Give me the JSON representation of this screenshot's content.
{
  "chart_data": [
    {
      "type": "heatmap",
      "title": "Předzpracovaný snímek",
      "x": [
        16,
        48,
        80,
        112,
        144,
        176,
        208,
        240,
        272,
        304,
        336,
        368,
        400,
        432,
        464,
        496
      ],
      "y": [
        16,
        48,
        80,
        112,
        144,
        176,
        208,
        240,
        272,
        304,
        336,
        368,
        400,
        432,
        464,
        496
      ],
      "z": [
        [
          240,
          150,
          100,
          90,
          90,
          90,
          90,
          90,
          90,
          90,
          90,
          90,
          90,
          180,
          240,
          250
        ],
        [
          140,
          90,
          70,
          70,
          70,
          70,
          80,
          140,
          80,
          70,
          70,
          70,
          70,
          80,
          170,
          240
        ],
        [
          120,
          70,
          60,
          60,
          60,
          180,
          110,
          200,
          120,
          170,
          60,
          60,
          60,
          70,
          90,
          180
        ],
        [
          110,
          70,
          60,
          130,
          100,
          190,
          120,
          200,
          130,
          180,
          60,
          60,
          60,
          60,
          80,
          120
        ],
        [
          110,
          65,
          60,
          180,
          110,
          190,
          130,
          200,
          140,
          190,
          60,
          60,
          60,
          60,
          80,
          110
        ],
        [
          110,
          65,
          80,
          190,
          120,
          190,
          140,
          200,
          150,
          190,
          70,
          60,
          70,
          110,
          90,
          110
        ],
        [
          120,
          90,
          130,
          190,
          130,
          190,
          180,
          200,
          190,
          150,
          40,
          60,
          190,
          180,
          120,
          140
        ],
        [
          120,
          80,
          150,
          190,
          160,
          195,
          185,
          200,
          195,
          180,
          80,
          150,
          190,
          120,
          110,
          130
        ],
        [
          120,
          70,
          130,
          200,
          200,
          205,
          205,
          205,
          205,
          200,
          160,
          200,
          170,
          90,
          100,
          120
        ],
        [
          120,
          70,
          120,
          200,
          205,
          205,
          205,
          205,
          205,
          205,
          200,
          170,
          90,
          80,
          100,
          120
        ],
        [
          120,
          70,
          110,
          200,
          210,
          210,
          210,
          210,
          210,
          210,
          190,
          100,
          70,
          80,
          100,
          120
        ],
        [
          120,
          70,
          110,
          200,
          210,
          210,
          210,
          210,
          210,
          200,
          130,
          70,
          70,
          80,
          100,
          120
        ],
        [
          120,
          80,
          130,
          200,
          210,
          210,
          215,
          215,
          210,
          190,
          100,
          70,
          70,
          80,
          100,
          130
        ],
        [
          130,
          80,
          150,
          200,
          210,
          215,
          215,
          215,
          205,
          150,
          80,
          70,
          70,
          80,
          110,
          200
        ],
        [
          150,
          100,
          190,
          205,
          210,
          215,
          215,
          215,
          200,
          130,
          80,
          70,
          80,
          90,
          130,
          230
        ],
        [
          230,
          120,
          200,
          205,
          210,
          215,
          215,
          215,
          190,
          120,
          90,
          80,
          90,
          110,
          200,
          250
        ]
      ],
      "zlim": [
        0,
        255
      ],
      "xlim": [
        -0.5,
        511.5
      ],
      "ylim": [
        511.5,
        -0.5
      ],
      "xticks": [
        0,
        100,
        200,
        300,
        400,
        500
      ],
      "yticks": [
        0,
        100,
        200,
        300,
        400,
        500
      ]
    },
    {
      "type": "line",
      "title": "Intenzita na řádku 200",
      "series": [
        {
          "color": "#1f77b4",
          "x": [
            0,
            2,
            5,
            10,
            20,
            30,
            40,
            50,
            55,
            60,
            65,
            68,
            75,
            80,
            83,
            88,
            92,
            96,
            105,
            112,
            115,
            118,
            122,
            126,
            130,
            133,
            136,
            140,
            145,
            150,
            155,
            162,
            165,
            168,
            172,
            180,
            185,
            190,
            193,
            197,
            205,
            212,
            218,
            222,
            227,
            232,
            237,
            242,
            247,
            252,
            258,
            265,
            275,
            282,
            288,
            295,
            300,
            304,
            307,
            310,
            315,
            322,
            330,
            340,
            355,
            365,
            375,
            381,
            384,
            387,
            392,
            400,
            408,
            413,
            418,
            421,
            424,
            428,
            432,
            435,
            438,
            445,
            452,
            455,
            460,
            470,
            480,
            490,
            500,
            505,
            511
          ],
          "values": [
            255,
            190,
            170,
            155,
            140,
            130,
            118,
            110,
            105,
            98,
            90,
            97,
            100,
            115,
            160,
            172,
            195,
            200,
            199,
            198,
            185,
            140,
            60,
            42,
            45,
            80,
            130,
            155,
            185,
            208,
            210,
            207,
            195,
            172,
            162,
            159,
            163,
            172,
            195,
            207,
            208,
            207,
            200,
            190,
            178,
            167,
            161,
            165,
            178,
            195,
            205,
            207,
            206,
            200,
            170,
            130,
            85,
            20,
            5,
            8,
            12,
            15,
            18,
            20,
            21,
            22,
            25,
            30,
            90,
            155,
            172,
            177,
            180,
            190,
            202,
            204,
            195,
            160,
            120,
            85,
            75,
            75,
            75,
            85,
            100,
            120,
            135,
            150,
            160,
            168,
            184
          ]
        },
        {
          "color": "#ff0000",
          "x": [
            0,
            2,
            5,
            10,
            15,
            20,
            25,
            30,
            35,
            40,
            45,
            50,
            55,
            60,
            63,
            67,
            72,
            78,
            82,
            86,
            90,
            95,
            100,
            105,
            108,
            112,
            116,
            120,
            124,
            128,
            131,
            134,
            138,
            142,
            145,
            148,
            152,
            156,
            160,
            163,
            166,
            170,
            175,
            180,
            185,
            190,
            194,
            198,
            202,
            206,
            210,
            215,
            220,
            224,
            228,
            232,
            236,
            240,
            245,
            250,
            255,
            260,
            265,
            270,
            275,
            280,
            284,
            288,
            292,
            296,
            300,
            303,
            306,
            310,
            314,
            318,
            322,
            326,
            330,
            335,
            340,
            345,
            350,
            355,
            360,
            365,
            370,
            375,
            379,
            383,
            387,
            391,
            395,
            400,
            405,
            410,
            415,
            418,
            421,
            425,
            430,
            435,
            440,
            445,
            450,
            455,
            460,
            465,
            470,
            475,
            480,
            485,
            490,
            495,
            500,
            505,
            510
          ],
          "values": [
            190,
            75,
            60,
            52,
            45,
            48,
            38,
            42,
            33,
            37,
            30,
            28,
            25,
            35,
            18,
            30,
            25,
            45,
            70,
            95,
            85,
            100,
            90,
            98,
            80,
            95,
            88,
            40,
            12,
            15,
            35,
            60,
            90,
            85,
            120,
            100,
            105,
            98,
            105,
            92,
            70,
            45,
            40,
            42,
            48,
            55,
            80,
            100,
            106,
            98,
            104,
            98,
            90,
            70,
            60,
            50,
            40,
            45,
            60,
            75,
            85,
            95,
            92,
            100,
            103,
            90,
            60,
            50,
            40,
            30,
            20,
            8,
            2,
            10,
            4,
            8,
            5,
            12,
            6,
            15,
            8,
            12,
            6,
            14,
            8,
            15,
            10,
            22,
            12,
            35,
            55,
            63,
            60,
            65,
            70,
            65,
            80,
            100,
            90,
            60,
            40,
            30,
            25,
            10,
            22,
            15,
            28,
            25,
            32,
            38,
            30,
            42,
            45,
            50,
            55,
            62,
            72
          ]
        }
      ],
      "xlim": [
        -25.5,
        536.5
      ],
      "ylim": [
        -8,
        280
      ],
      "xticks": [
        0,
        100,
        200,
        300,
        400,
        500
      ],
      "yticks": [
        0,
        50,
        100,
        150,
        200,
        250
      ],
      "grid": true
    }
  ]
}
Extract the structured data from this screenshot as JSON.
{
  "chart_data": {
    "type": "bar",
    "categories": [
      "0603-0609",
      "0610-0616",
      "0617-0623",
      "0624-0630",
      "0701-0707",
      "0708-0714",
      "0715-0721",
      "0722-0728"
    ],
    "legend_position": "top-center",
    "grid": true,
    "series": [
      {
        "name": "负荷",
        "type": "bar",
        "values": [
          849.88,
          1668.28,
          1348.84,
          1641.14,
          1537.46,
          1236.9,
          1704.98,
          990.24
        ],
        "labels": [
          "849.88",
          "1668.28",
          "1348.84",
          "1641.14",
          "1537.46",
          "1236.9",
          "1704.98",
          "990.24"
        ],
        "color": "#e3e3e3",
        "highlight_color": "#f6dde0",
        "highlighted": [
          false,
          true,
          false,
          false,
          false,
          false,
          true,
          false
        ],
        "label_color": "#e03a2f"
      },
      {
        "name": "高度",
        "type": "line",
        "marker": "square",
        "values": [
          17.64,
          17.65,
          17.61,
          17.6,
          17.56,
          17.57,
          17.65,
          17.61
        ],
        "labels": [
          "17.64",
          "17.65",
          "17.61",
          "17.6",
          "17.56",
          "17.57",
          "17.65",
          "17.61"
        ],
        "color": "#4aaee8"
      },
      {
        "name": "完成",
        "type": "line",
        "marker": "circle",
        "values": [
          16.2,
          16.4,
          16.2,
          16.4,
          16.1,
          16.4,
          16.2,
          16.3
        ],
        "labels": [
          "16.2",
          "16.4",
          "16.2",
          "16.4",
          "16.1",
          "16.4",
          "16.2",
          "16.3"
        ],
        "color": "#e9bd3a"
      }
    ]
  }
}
◆ ◆ ◆ ◆
● **What the task asks**:
Scan the data above and copy every line with "type" in it.

● **Solution below**:
      "type": "heatmap",
      "type": "line",
    "type": "bar",
        "type": "bar",
        "type": "line",
        "type": "line",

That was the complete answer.